**Material supplied:**
***

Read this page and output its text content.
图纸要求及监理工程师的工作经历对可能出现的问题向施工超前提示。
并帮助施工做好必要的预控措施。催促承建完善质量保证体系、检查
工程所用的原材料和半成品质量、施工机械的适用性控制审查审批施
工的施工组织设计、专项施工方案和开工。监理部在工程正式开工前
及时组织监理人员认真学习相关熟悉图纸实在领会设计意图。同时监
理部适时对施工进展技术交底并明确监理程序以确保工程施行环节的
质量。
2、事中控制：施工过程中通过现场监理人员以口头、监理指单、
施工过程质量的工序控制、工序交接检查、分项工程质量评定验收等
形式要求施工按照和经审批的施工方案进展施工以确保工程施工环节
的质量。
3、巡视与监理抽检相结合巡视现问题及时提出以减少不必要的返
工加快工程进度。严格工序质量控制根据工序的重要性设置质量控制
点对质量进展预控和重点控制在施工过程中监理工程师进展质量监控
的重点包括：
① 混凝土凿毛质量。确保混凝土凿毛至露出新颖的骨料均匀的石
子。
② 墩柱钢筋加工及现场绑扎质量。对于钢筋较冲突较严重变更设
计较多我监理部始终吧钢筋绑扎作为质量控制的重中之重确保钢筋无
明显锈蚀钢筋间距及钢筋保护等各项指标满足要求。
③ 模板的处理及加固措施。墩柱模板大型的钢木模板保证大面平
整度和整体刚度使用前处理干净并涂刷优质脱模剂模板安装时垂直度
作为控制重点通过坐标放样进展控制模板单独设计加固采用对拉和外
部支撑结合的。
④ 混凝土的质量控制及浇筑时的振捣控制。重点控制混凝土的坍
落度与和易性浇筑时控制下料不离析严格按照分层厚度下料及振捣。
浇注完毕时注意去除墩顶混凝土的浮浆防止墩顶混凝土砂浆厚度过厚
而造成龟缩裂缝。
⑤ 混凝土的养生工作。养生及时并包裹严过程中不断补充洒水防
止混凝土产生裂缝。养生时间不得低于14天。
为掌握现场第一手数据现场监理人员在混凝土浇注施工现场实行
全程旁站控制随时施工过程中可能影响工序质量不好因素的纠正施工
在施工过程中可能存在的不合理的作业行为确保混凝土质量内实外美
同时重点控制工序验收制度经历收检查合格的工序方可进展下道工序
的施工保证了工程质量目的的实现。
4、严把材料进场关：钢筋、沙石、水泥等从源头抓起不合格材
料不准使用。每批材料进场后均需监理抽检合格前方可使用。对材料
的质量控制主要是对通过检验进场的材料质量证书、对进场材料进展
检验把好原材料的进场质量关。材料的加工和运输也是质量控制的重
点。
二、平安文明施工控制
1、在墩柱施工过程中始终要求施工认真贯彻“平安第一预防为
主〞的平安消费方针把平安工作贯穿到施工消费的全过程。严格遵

***

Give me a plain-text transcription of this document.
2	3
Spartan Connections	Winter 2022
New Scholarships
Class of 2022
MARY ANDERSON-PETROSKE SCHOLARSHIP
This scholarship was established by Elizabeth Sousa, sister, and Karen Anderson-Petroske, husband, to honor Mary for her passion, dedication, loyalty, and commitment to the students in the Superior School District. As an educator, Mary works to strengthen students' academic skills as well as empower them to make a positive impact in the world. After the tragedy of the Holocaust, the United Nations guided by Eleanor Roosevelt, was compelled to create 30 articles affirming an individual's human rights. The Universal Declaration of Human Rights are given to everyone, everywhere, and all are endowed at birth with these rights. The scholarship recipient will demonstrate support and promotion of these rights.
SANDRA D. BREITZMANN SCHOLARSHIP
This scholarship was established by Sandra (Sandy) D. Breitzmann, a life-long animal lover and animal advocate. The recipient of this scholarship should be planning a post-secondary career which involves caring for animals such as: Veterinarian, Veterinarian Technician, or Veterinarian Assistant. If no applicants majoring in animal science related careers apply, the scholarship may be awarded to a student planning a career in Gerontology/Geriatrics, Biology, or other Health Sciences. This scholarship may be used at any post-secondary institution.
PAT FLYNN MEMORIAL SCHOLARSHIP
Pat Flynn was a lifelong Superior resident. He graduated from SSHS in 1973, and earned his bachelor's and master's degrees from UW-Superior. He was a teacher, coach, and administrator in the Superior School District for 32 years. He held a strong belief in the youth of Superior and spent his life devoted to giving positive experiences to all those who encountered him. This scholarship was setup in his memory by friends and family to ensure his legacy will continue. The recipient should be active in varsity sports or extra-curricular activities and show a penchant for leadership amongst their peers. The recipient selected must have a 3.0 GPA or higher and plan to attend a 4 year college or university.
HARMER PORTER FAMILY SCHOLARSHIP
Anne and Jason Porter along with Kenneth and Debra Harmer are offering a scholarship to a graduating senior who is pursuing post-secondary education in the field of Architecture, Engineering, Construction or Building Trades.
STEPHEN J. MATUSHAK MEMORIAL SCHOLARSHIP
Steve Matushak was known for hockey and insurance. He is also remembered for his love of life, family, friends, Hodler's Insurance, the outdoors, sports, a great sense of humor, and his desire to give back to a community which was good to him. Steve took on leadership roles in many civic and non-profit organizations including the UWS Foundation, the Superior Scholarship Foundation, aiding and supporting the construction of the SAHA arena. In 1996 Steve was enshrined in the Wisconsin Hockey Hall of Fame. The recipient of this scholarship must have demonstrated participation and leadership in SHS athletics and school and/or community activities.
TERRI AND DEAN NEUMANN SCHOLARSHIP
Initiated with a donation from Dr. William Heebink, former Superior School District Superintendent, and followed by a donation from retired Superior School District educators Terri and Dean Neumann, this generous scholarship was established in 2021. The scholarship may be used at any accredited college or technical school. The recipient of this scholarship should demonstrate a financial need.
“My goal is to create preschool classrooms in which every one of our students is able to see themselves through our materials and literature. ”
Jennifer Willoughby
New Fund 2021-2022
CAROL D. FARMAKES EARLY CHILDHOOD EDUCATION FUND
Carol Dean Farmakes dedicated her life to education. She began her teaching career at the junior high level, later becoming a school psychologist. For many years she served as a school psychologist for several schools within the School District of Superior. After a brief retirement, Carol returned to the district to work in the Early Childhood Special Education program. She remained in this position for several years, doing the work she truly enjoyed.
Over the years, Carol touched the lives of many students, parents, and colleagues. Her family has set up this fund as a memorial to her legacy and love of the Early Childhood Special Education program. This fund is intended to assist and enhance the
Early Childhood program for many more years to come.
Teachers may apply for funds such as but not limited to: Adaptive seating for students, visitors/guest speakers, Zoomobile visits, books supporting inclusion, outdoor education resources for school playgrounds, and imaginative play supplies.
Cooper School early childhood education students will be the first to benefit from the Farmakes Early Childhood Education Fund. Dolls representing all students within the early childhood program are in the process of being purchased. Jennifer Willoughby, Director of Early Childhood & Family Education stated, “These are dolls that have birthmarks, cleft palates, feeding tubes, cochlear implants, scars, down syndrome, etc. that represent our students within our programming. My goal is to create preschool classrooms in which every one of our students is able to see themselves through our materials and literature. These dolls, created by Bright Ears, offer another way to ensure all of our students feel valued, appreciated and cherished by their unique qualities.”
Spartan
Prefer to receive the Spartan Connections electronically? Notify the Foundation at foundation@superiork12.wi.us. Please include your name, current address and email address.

***

**Task goal:** Look through the listing above and count the lines where the string "legacy" appears. Report the number only.

**Task solution:** 2